## [Figure content listings]
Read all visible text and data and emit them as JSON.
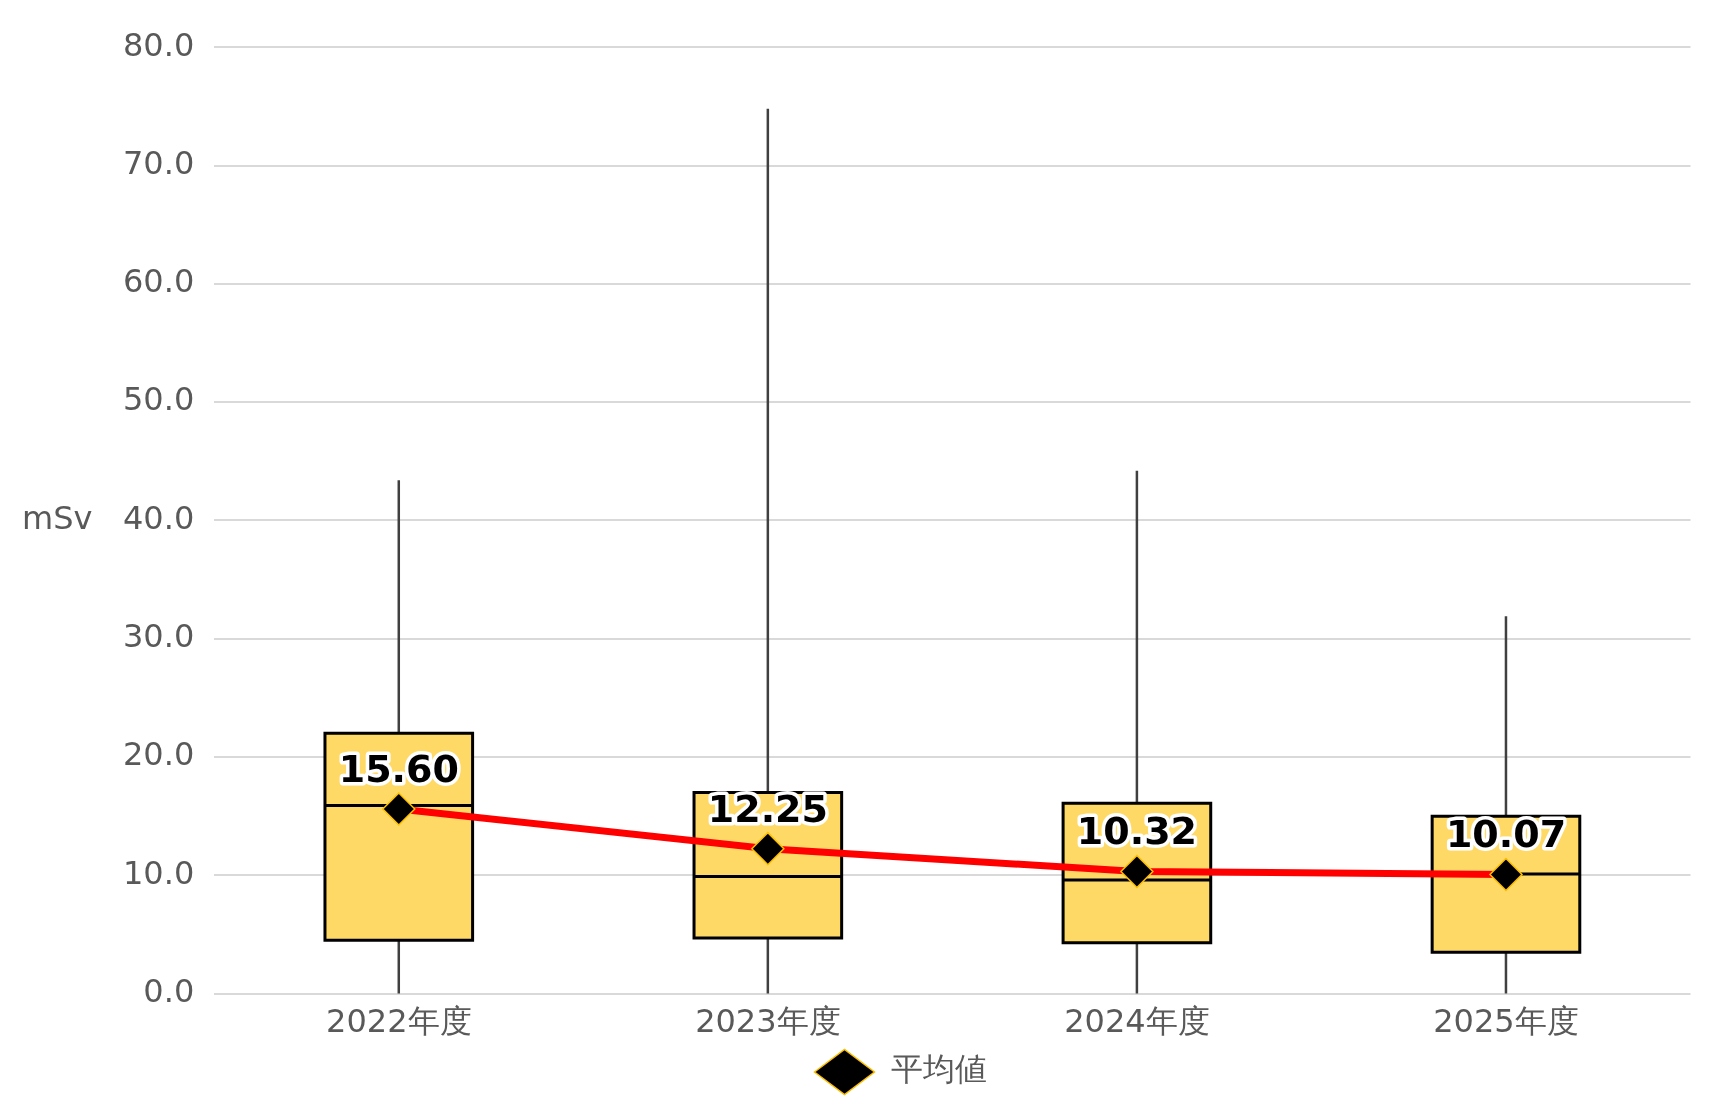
{
  "chart_data": {
    "type": "box",
    "ylabel": "mSv",
    "categories": [
      "2022年度",
      "2023年度",
      "2024年度",
      "2025年度"
    ],
    "ylim": [
      0,
      80
    ],
    "yticks": [
      {
        "value": 0,
        "label": "0.0"
      },
      {
        "value": 10,
        "label": "10.0"
      },
      {
        "value": 20,
        "label": "20.0"
      },
      {
        "value": 30,
        "label": "30.0"
      },
      {
        "value": 40,
        "label": "40.0"
      },
      {
        "value": 50,
        "label": "50.0"
      },
      {
        "value": 60,
        "label": "60.0"
      },
      {
        "value": 70,
        "label": "70.0"
      },
      {
        "value": 80,
        "label": "80.0"
      }
    ],
    "grid": "y",
    "legend": "bottom",
    "marker": "diamond",
    "series": [
      {
        "color": "#ffd966",
        "boxes": [
          {
            "low": 0,
            "q1": 4.5,
            "median": 15.9,
            "q3": 22.0,
            "high": 43.4
          },
          {
            "low": 0,
            "q1": 4.7,
            "median": 9.9,
            "q3": 17.0,
            "high": 74.8
          },
          {
            "low": 0,
            "q1": 4.3,
            "median": 9.6,
            "q3": 16.1,
            "high": 44.2
          },
          {
            "low": 0,
            "q1": 3.5,
            "median": 10.1,
            "q3": 15.0,
            "high": 31.9
          }
        ]
      },
      {
        "type": "line",
        "name": "平均値",
        "color": "#ff0000",
        "values": [
          15.6,
          12.25,
          10.32,
          10.07
        ],
        "value_labels": [
          "15.60",
          "12.25",
          "10.32",
          "10.07"
        ]
      }
    ]
  }
}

## [REQUIRED WORK]
In your copy of the listing above, reproduce each line exactly and omit all pictures.

## [ANSWER]
Read all visible text and data and emit them as JSON.
{
  "chart_data": {
    "type": "box",
    "ylabel": "mSv",
    "categories": [
      "2022年度",
      "2023年度",
      "2024年度",
      "2025年度"
    ],
    "ylim": [
      0,
      80
    ],
    "yticks": [
      {
        "value": 0,
        "label": "0.0"
      },
      {
        "value": 10,
        "label": "10.0"
      },
      {
        "value": 20,
        "label": "20.0"
      },
      {
        "value": 30,
        "label": "30.0"
      },
      {
        "value": 40,
        "label": "40.0"
      },
      {
        "value": 50,
        "label": "50.0"
      },
      {
        "value": 60,
        "label": "60.0"
      },
      {
        "value": 70,
        "label": "70.0"
      },
      {
        "value": 80,
        "label": "80.0"
      }
    ],
    "grid": "y",
    "legend": "bottom",
    "marker": "diamond",
    "series": [
      {
        "color": "#ffd966",
        "boxes": [
          {
            "low": 0,
            "q1": 4.5,
            "median": 15.9,
            "q3": 22.0,
            "high": 43.4
          },
          {
            "low": 0,
            "q1": 4.7,
            "median": 9.9,
            "q3": 17.0,
            "high": 74.8
          },
          {
            "low": 0,
            "q1": 4.3,
            "median": 9.6,
            "q3": 16.1,
            "high": 44.2
          },
          {
            "low": 0,
            "q1": 3.5,
            "median": 10.1,
            "q3": 15.0,
            "high": 31.9
          }
        ]
      },
      {
        "type": "line",
        "name": "平均値",
        "color": "#ff0000",
        "values": [
          15.6,
          12.25,
          10.32,
          10.07
        ],
        "value_labels": [
          "15.60",
          "12.25",
          "10.32",
          "10.07"
        ]
      }
    ]
  }
}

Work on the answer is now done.